> **Aim of the task**: Below are the records; locate each line with the word "القيام" and copy it.

> **Data provided**:

==============================

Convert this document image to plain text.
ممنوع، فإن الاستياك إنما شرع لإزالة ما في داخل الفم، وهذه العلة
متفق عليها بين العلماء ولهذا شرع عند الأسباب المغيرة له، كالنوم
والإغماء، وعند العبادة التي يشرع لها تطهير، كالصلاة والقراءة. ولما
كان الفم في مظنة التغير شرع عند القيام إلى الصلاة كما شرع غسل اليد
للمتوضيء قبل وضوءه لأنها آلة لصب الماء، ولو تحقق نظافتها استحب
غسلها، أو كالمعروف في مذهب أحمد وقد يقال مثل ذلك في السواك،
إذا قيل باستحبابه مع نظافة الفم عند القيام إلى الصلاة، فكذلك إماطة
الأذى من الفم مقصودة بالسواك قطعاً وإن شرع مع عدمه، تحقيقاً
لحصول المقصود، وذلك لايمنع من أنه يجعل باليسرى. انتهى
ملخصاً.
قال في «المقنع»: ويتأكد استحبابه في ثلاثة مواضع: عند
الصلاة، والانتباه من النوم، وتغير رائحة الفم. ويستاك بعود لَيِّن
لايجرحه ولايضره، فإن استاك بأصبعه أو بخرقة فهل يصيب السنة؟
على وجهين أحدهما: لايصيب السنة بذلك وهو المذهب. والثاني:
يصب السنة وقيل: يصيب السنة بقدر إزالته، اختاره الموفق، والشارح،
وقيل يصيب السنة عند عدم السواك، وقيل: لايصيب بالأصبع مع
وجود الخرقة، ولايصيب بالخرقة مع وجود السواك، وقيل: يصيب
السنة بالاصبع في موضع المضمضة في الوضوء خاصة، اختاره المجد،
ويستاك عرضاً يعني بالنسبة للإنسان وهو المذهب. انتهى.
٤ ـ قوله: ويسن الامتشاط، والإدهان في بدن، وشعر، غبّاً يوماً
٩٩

==============================

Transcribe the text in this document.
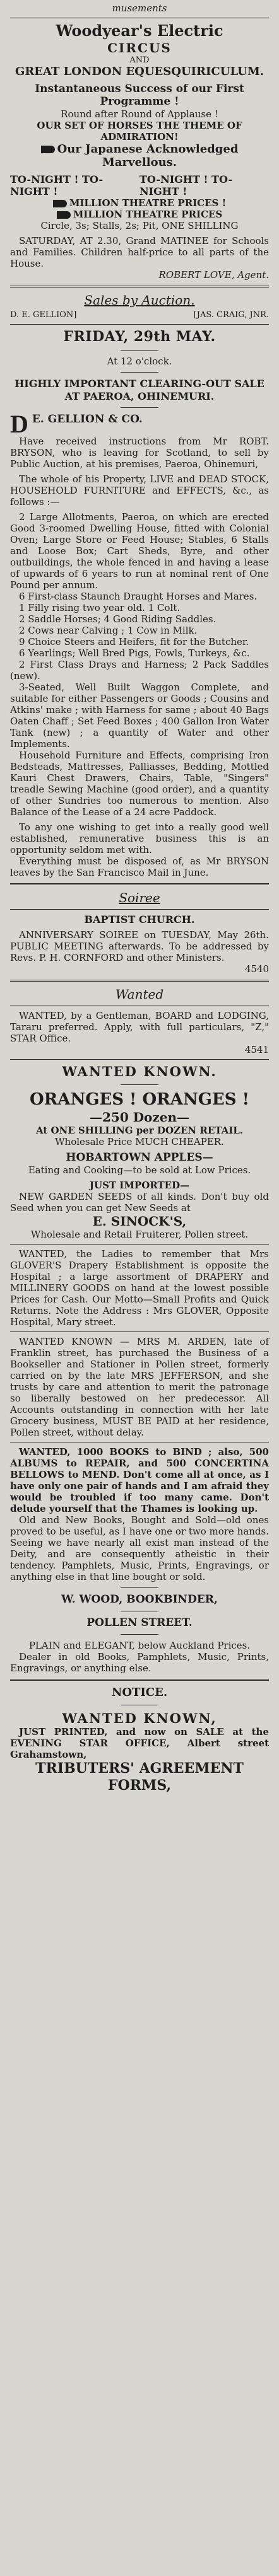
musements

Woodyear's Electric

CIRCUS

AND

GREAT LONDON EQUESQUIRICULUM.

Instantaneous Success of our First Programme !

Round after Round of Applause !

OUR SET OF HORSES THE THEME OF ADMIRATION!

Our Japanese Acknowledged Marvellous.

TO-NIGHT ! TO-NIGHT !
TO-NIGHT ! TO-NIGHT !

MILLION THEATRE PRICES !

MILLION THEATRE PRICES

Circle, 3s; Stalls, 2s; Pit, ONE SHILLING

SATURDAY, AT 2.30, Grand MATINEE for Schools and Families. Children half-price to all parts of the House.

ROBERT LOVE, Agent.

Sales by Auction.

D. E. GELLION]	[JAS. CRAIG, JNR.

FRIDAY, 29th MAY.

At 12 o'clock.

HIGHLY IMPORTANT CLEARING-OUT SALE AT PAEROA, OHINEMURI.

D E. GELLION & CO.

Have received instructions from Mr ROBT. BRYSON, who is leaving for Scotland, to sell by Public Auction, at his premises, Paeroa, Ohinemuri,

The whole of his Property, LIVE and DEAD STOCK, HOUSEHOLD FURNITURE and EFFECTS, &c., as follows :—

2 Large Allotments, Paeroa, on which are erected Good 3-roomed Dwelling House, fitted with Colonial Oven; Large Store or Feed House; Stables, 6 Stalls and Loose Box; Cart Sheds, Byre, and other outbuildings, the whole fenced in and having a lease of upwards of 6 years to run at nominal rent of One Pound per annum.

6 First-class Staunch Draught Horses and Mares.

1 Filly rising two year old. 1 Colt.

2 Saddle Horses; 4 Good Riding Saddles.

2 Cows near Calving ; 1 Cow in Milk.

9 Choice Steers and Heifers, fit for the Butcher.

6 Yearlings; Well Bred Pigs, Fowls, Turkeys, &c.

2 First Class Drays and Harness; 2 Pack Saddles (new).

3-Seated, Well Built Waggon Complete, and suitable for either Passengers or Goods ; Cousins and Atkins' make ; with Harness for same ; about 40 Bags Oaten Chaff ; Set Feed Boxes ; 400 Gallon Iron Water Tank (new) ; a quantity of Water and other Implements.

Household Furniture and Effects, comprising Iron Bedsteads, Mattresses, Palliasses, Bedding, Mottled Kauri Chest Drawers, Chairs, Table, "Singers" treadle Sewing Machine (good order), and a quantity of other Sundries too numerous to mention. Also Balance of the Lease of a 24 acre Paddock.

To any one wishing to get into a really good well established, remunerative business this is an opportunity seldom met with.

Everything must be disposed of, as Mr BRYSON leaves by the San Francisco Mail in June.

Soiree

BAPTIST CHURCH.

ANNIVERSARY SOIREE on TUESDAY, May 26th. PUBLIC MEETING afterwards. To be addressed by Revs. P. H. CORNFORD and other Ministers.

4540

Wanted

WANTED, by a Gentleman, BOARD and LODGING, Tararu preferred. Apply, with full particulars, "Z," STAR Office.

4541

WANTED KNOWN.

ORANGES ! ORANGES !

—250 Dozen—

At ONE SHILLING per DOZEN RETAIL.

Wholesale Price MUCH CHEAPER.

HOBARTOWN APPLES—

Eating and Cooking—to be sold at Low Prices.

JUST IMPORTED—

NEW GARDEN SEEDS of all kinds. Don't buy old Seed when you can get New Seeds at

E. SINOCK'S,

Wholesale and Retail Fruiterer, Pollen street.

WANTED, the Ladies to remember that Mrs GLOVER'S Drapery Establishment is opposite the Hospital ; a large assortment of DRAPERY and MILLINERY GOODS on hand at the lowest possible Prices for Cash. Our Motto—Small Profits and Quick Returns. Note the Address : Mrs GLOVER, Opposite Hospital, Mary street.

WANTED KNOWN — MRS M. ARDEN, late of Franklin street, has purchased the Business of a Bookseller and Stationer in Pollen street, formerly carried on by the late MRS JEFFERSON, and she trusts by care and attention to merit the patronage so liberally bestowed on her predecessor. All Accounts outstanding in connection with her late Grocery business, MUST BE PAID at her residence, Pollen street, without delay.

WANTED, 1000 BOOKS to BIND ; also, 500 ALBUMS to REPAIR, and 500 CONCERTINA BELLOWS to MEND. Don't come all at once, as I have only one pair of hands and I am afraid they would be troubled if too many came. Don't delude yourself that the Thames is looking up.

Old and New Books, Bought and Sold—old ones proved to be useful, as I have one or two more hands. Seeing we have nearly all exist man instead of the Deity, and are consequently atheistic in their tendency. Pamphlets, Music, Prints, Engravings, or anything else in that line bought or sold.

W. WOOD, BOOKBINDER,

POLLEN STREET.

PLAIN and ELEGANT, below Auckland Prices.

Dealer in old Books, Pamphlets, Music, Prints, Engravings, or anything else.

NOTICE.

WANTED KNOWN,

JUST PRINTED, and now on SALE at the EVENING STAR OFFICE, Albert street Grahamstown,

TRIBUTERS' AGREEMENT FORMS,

==============================

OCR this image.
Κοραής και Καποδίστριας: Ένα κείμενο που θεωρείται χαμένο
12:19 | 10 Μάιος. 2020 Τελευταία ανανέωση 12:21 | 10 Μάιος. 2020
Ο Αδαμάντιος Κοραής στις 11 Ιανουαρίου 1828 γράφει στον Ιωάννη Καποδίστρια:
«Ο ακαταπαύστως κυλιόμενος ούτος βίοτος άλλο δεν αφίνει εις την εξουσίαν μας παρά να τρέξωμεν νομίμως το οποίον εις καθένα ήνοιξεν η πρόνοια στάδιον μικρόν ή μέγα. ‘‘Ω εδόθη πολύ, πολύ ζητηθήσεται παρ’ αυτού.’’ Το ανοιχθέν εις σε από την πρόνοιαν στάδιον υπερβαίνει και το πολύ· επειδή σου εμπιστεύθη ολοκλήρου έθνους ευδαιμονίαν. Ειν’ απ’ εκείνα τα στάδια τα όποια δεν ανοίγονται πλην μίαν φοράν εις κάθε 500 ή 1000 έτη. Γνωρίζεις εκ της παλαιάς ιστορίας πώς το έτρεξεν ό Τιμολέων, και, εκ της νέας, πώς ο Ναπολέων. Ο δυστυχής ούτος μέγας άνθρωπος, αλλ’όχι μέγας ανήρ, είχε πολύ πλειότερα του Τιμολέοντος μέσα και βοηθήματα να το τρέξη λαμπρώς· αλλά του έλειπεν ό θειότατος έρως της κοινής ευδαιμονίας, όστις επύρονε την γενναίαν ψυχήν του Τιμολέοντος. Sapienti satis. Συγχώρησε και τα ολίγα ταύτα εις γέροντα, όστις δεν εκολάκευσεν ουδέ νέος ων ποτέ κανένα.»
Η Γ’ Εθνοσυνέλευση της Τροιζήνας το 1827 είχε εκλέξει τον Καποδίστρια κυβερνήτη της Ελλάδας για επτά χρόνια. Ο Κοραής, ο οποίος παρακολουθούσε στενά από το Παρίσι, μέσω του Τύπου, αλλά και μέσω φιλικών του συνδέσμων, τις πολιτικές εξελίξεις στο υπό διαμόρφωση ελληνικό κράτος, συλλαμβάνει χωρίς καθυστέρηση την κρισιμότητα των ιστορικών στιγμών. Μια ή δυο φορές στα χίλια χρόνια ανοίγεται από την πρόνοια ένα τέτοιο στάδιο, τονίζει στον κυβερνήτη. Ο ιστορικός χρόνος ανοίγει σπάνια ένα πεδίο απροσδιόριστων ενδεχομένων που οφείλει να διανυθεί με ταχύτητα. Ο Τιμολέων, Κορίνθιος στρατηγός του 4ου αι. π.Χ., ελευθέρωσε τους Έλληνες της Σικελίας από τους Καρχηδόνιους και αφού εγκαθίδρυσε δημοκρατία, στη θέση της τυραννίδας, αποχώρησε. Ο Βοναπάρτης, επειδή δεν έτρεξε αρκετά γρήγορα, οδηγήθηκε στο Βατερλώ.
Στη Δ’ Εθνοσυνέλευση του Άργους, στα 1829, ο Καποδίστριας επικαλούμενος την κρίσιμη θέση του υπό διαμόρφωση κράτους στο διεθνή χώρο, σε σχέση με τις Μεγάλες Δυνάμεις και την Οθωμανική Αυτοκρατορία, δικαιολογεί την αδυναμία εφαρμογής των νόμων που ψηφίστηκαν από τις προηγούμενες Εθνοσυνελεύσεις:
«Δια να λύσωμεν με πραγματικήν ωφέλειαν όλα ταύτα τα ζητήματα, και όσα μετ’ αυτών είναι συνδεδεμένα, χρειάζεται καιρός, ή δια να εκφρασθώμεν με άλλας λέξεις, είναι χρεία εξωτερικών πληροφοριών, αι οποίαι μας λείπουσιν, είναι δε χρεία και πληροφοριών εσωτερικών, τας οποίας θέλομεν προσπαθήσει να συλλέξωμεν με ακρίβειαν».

==============================

> **Task solution**:
كان الفم في مظنة التغير شرع عند القيام إلى الصلاة كما شرع غسل اليد
إذا قيل باستحبابه مع نظافة الفم عند القيام إلى الصلاة، فكذلك إماطة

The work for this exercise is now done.